→ INSTRUCTIONS
a: Reproduce the passage on the IMPACT Global Headquarters word for word, starting at "IMPACT formally became" and ending at "Geneva, May 2011.".
b: Name every person mentioned in the passage on the IMPACT Global Headquarters, listing each one once.

→ SELECTED PASSAGE
Inauguration of the IMPACT Global Headquarters by the prime minister of Malaysia and the secretary-general of the International Telecommunication Union

The IMPACT Global Headquarters was officially declared open on 20 May 2009 by the 5th Prime Minister of Malaysia, Tun Abdullah bin Ahmad Badawi, witnessed by the prime minister of Malaysia, Dato' Sri Mohd Najib bin Tun Abdul Razak and the secretary-general of the ITU, Hamadoun Touré and IMPACT's chairman, Datuk Mohd Noor Amin

Through the GRC, IMPACT provides the global community with network early warnings system (NEWS), expert locator, team management, remediation, automated threat analysis system, trend libraries, visualisation of global threats, country-specific threats, incident and case management, trend monitoring and analysis, knowledge base, reporting, and resolution finder among others.

Collaboration with the ITU

IMPACT formally became a key partner of ITU – the United Nations’ (UN) specialised agency, following a Cooperation Agreement signed during the World Summit for Information Society 2011 (WSIS) Forum in Geneva, May 2011.

Under the Cooperation Agreement, IMPACT is tasked by ITU with the responsibility of providing cybersecurity assistance and support to ITU's 193 Member States and also to other organisations within the UN system.  The Memorandum of Agreement was officially signed by Hamadoun Touré, the secretary-general of ITU and Datuk Mohd Noor Amin, chairman of IMPACT at the ITU's head office in Geneva.  Founded in 1865, ITU is the oldest organisation within the UN system and functions as the UN's specialised agency for information and communication technologies.

→ RAW DATA
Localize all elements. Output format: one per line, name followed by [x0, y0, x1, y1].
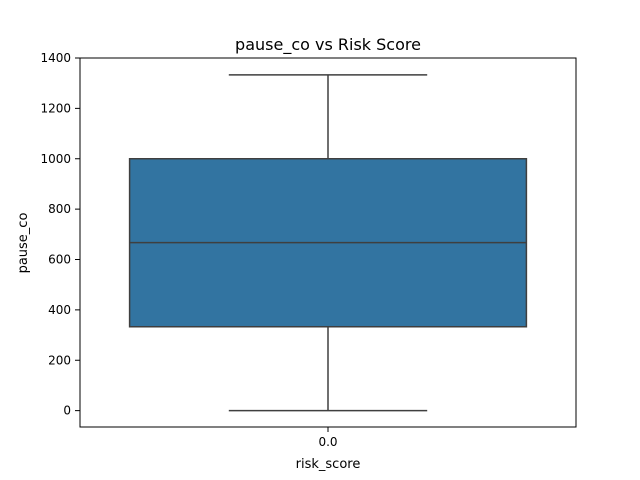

→ ANSWER LIST
a:
IMPACT formally became a key partner of ITU – the United Nations’ (UN) specialised agency, following a Cooperation Agreement signed during the World Summit for Information Society 2011 (WSIS) Forum in Geneva, May 2011.

b:
- Tun Abdullah bin Ahmad Badawi
- Dato' Sri Mohd Najib bin Tun Abdul Razak
- Hamadoun Touré
- Datuk Mohd Noor Amin